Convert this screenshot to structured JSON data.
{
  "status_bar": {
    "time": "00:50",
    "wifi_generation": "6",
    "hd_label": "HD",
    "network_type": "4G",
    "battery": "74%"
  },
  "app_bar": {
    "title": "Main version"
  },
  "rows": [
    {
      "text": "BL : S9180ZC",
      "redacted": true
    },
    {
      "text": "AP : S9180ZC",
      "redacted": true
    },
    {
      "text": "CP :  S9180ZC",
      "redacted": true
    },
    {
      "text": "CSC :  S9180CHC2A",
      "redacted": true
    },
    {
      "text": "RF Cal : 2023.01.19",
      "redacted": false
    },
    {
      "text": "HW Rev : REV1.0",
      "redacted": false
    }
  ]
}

==

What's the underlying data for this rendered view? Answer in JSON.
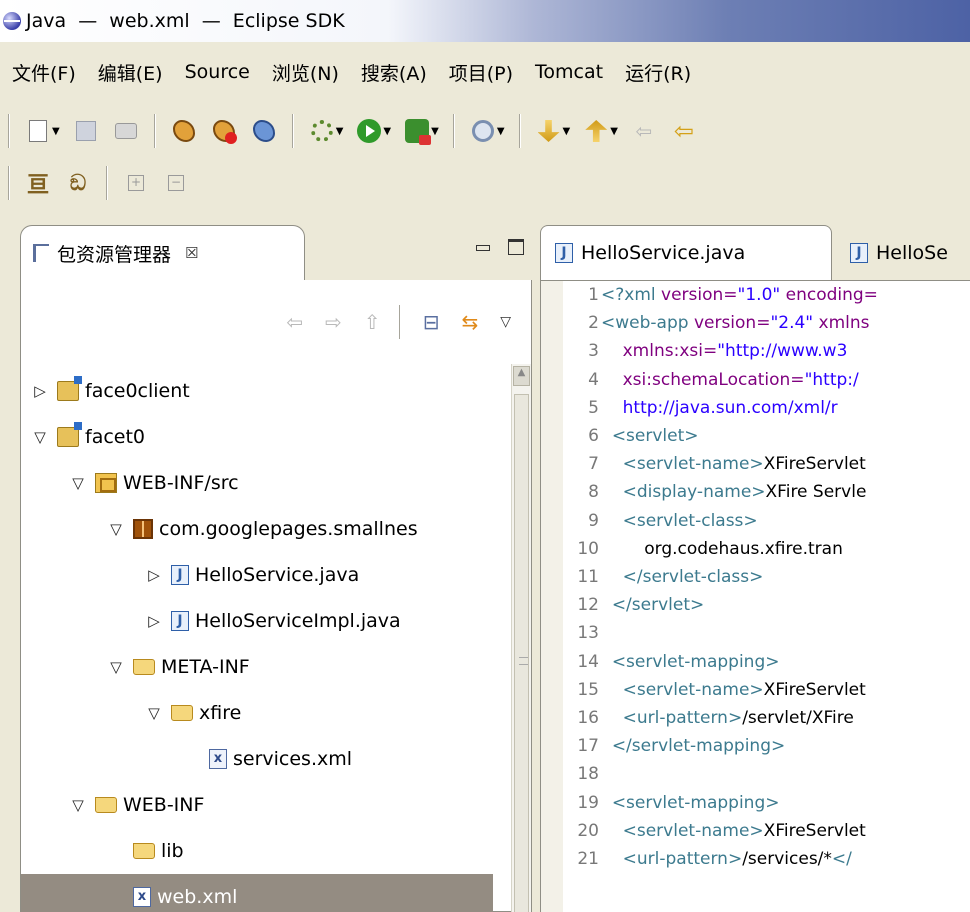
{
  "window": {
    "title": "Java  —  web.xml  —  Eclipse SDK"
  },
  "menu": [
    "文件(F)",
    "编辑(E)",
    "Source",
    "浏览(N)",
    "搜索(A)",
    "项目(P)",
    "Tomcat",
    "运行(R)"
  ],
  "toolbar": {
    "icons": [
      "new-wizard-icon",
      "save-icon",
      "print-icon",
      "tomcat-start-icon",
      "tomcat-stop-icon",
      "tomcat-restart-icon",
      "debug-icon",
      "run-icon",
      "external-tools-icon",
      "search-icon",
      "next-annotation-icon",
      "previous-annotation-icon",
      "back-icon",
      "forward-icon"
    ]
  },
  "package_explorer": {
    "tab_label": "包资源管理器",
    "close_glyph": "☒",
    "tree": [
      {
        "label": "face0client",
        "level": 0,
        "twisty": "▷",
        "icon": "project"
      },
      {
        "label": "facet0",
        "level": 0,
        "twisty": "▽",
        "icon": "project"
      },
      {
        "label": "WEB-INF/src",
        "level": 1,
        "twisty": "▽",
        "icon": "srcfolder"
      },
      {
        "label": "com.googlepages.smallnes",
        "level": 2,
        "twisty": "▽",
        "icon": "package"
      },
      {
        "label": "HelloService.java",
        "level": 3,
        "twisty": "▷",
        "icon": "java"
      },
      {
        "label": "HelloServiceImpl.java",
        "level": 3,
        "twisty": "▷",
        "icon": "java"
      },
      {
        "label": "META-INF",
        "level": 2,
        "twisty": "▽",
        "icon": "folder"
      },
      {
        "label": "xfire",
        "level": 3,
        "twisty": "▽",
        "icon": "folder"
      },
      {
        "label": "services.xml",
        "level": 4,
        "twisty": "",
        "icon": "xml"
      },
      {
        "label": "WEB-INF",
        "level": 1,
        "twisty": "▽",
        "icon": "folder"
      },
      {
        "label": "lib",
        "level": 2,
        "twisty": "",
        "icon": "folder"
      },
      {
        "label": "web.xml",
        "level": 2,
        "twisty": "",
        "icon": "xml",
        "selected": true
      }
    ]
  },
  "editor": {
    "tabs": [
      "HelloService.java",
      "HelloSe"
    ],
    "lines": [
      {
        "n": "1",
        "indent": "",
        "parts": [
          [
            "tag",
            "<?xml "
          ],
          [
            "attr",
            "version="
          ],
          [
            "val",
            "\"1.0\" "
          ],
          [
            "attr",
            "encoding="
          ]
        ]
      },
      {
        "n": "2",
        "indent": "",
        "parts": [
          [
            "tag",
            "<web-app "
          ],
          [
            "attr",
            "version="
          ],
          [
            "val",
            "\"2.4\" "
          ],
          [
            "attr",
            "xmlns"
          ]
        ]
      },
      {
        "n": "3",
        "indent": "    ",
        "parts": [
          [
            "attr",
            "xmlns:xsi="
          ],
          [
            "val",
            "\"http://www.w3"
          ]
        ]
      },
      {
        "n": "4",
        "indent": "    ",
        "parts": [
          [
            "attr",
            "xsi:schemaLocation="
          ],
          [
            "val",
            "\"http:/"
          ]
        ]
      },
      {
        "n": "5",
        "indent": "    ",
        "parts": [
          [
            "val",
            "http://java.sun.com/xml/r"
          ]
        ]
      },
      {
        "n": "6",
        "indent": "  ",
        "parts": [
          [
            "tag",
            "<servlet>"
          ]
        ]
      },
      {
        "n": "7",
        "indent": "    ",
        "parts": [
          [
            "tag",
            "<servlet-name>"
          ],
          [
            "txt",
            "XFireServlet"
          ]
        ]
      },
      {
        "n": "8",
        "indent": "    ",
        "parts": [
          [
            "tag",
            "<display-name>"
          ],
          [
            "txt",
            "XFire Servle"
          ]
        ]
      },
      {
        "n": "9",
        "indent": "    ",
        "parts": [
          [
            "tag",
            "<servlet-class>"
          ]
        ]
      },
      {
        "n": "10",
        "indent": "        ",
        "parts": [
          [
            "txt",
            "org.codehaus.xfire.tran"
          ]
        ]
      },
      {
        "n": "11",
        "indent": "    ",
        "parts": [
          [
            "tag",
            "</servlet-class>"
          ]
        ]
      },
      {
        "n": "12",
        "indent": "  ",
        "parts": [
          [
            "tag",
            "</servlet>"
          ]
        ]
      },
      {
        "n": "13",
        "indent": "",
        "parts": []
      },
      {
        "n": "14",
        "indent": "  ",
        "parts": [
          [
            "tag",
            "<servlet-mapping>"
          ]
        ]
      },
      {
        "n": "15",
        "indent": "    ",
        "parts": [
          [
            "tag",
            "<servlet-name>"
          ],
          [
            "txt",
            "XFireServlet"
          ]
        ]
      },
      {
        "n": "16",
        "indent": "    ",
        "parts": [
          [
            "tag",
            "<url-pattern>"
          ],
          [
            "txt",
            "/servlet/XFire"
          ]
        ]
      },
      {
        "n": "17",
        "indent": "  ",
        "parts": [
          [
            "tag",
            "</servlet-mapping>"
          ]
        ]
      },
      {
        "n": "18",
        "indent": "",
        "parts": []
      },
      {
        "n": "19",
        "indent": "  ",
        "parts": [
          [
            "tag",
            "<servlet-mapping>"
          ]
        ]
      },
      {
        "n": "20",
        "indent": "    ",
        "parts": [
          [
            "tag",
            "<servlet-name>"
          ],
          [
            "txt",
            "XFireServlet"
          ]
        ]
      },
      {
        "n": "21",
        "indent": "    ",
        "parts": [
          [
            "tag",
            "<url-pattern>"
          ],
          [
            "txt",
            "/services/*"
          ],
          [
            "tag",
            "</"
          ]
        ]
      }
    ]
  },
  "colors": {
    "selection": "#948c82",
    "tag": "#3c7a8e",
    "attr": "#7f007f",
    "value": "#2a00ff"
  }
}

Description of the task
Look for the word "this" in every line of the listing and copy the lines that have it.

Task response
Convert this screenshot to structured JSON data.
What's the underlying data for this rendered view? Answer in JSON.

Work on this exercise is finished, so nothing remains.